Instructions for the task:
Find the lines holding the string "labels" in the data, then copy all of them.
--- START ---
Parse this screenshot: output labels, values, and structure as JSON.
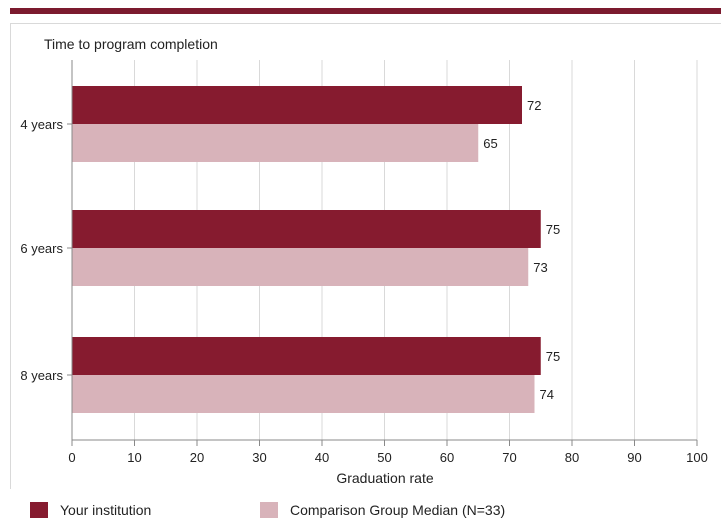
{
  "chart_data": {
    "type": "bar",
    "orientation": "horizontal",
    "title": "Time to program completion",
    "xlabel": "Graduation rate",
    "ylabel": "",
    "categories": [
      "4 years",
      "6 years",
      "8 years"
    ],
    "xlim": [
      0,
      100
    ],
    "xticks": [
      0,
      10,
      20,
      30,
      40,
      50,
      60,
      70,
      80,
      90,
      100
    ],
    "grid": true,
    "legend_position": "bottom",
    "series": [
      {
        "name": "Your institution",
        "values": [
          72,
          75,
          75
        ],
        "color": "#861b2f"
      },
      {
        "name": "Comparison Group Median (N=33)",
        "values": [
          65,
          73,
          74
        ],
        "color": "#d8b3ba"
      }
    ]
  }
}
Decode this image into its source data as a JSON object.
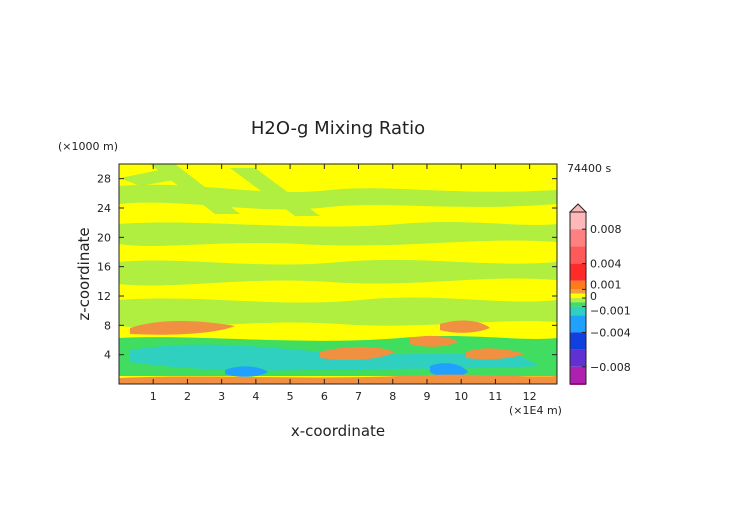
{
  "chart_data": {
    "type": "heatmap",
    "title": "H2O-g Mixing Ratio",
    "xlabel": "x-coordinate",
    "ylabel": "z-coordinate",
    "x_unit_label": "(×1E4 m)",
    "y_unit_label": "(×1000 m)",
    "time_label": "74400 s",
    "xlim": [
      0,
      12.8
    ],
    "ylim": [
      0,
      30
    ],
    "x_ticks": [
      "1",
      "2",
      "3",
      "4",
      "5",
      "6",
      "7",
      "8",
      "9",
      "10",
      "11",
      "12"
    ],
    "y_ticks": [
      "4",
      "8",
      "12",
      "16",
      "20",
      "24",
      "28"
    ],
    "colorbar": {
      "labels": [
        "0.008",
        "0.004",
        "0.001",
        "0",
        "−0.001",
        "−0.004",
        "−0.008"
      ],
      "stops": [
        {
          "value": 0.01,
          "color": "#ffb8b8"
        },
        {
          "value": 0.008,
          "color": "#ff8080"
        },
        {
          "value": 0.006,
          "color": "#ff5a5a"
        },
        {
          "value": 0.004,
          "color": "#ff2a2a"
        },
        {
          "value": 0.002,
          "color": "#ff7a1a"
        },
        {
          "value": 0.001,
          "color": "#f0a040"
        },
        {
          "value": 0.0005,
          "color": "#ffff00"
        },
        {
          "value": 0.0,
          "color": "#b0ee40"
        },
        {
          "value": -0.0005,
          "color": "#40dd60"
        },
        {
          "value": -0.001,
          "color": "#30d0c0"
        },
        {
          "value": -0.002,
          "color": "#20a0ff"
        },
        {
          "value": -0.004,
          "color": "#1040e0"
        },
        {
          "value": -0.006,
          "color": "#6030d0"
        },
        {
          "value": -0.008,
          "color": "#b020b0"
        },
        {
          "value": -0.01,
          "color": "#ff20c0"
        }
      ]
    },
    "colors": {
      "background": "#ffff00",
      "light_green": "#b0ee40",
      "green": "#40dd60",
      "cyan": "#30d0c0",
      "blue": "#20a0ff",
      "orange": "#f09040"
    }
  }
}
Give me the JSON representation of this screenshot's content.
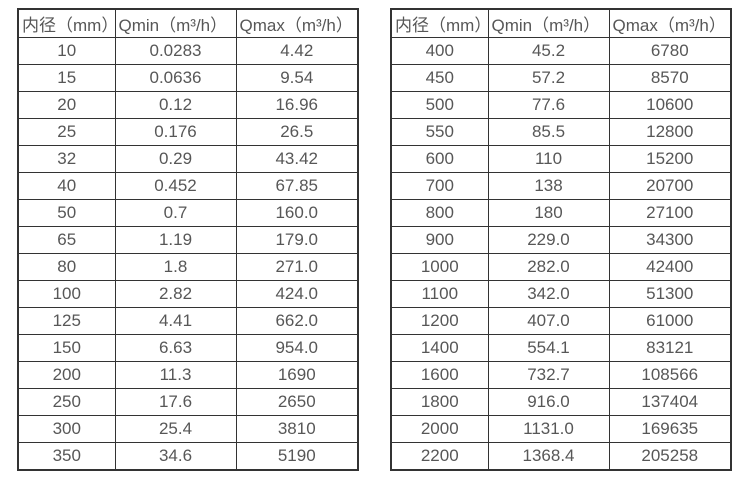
{
  "tables": [
    {
      "headers": [
        "内径（mm）",
        "Qmin（m³/h）",
        "Qmax（m³/h）"
      ],
      "rows": [
        [
          "10",
          "0.0283",
          "4.42"
        ],
        [
          "15",
          "0.0636",
          "9.54"
        ],
        [
          "20",
          "0.12",
          "16.96"
        ],
        [
          "25",
          "0.176",
          "26.5"
        ],
        [
          "32",
          "0.29",
          "43.42"
        ],
        [
          "40",
          "0.452",
          "67.85"
        ],
        [
          "50",
          "0.7",
          "160.0"
        ],
        [
          "65",
          "1.19",
          "179.0"
        ],
        [
          "80",
          "1.8",
          "271.0"
        ],
        [
          "100",
          "2.82",
          "424.0"
        ],
        [
          "125",
          "4.41",
          "662.0"
        ],
        [
          "150",
          "6.63",
          "954.0"
        ],
        [
          "200",
          "11.3",
          "1690"
        ],
        [
          "250",
          "17.6",
          "2650"
        ],
        [
          "300",
          "25.4",
          "3810"
        ],
        [
          "350",
          "34.6",
          "5190"
        ]
      ]
    },
    {
      "headers": [
        "内径（mm）",
        "Qmin（m³/h）",
        "Qmax（m³/h）"
      ],
      "rows": [
        [
          "400",
          "45.2",
          "6780"
        ],
        [
          "450",
          "57.2",
          "8570"
        ],
        [
          "500",
          "77.6",
          "10600"
        ],
        [
          "550",
          "85.5",
          "12800"
        ],
        [
          "600",
          "110",
          "15200"
        ],
        [
          "700",
          "138",
          "20700"
        ],
        [
          "800",
          "180",
          "27100"
        ],
        [
          "900",
          "229.0",
          "34300"
        ],
        [
          "1000",
          "282.0",
          "42400"
        ],
        [
          "1100",
          "342.0",
          "51300"
        ],
        [
          "1200",
          "407.0",
          "61000"
        ],
        [
          "1400",
          "554.1",
          "83121"
        ],
        [
          "1600",
          "732.7",
          "108566"
        ],
        [
          "1800",
          "916.0",
          "137404"
        ],
        [
          "2000",
          "1131.0",
          "169635"
        ],
        [
          "2200",
          "1368.4",
          "205258"
        ]
      ]
    }
  ],
  "colors": {
    "border": "#333333",
    "text": "#575757",
    "background": "#ffffff"
  }
}
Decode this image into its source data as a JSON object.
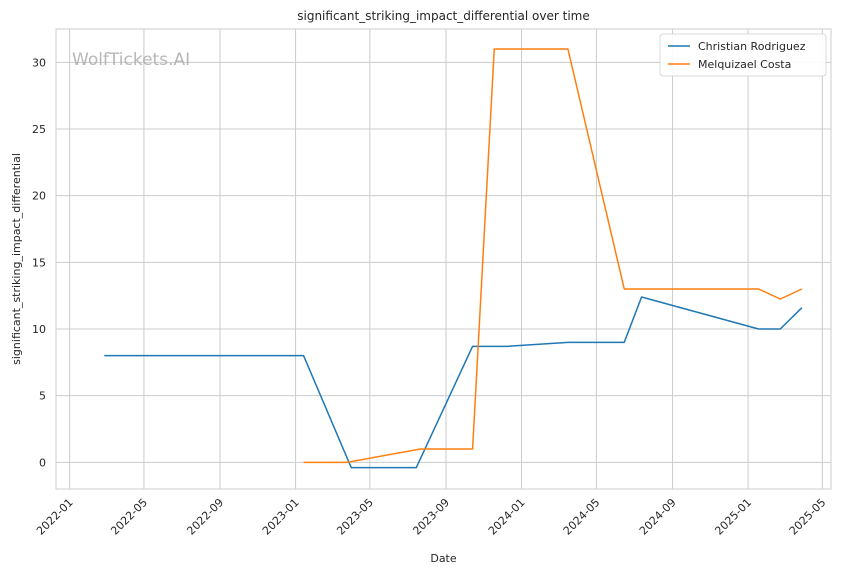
{
  "chart_data": {
    "type": "line",
    "title": "significant_striking_impact_differential over time",
    "xlabel": "Date",
    "ylabel": "significant_striking_impact_differential",
    "watermark": "WolfTickets.AI",
    "xlim": [
      "2021-12-10",
      "2025-05-15"
    ],
    "ylim": [
      -2,
      32.5
    ],
    "x_ticks": [
      "2022-01",
      "2022-05",
      "2022-09",
      "2023-01",
      "2023-05",
      "2023-09",
      "2024-01",
      "2024-05",
      "2024-09",
      "2025-01",
      "2025-05"
    ],
    "y_ticks": [
      0,
      5,
      10,
      15,
      20,
      25,
      30
    ],
    "grid": true,
    "legend_position": "top-right",
    "series": [
      {
        "name": "Christian Rodriguez",
        "color": "#1f77b4",
        "x": [
          "2022-02-26",
          "2023-01-14",
          "2023-04-01",
          "2023-07-15",
          "2023-10-14",
          "2023-12-09",
          "2024-03-16",
          "2024-06-15",
          "2024-07-13",
          "2025-01-18",
          "2025-02-22",
          "2025-03-29"
        ],
        "y": [
          8,
          8,
          -0.4,
          -0.4,
          8.7,
          8.7,
          9,
          9,
          12.4,
          10,
          10,
          11.6
        ]
      },
      {
        "name": "Melquizael Costa",
        "color": "#ff7f0e",
        "x": [
          "2023-01-14",
          "2023-03-25",
          "2023-07-22",
          "2023-10-14",
          "2023-11-18",
          "2024-03-16",
          "2024-06-15",
          "2024-07-13",
          "2025-01-18",
          "2025-02-22",
          "2025-03-29"
        ],
        "y": [
          0,
          0,
          1,
          1,
          31,
          31,
          13,
          13,
          13,
          12.25,
          13
        ]
      }
    ]
  }
}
--- END ---
Response to the exercise:
Parse this screenshot: output labels, values, and structure as JSON.
      "labels": [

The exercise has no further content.